** START **
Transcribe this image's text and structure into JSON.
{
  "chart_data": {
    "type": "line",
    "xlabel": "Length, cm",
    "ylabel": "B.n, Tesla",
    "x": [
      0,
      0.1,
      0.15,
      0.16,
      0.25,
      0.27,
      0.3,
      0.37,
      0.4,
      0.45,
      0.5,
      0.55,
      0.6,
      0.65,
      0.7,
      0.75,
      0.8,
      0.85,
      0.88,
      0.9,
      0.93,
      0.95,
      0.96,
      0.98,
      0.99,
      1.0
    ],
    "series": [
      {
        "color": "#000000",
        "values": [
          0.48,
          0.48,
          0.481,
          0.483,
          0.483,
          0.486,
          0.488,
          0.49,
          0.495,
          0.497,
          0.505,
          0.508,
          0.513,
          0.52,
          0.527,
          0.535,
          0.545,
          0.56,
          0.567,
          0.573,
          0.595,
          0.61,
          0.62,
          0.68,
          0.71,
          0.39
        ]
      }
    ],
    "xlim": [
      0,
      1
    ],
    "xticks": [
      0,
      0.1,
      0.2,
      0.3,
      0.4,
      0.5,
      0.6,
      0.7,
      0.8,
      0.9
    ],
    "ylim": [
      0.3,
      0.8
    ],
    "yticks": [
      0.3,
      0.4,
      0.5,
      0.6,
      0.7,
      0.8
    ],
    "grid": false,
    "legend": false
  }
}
** END **
## YOUR GOAL:
Every record should be repeated exactly; please leave none out.

## OUTPUT OF THE EXERCISE:
Transcribe this image's text and structure into JSON.
{
  "chart_data": {
    "type": "line",
    "xlabel": "Length, cm",
    "ylabel": "B.n, Tesla",
    "x": [
      0,
      0.1,
      0.15,
      0.16,
      0.25,
      0.27,
      0.3,
      0.37,
      0.4,
      0.45,
      0.5,
      0.55,
      0.6,
      0.65,
      0.7,
      0.75,
      0.8,
      0.85,
      0.88,
      0.9,
      0.93,
      0.95,
      0.96,
      0.98,
      0.99,
      1.0
    ],
    "series": [
      {
        "color": "#000000",
        "values": [
          0.48,
          0.48,
          0.481,
          0.483,
          0.483,
          0.486,
          0.488,
          0.49,
          0.495,
          0.497,
          0.505,
          0.508,
          0.513,
          0.52,
          0.527,
          0.535,
          0.545,
          0.56,
          0.567,
          0.573,
          0.595,
          0.61,
          0.62,
          0.68,
          0.71,
          0.39
        ]
      }
    ],
    "xlim": [
      0,
      1
    ],
    "xticks": [
      0,
      0.1,
      0.2,
      0.3,
      0.4,
      0.5,
      0.6,
      0.7,
      0.8,
      0.9
    ],
    "ylim": [
      0.3,
      0.8
    ],
    "yticks": [
      0.3,
      0.4,
      0.5,
      0.6,
      0.7,
      0.8
    ],
    "grid": false,
    "legend": false
  }
}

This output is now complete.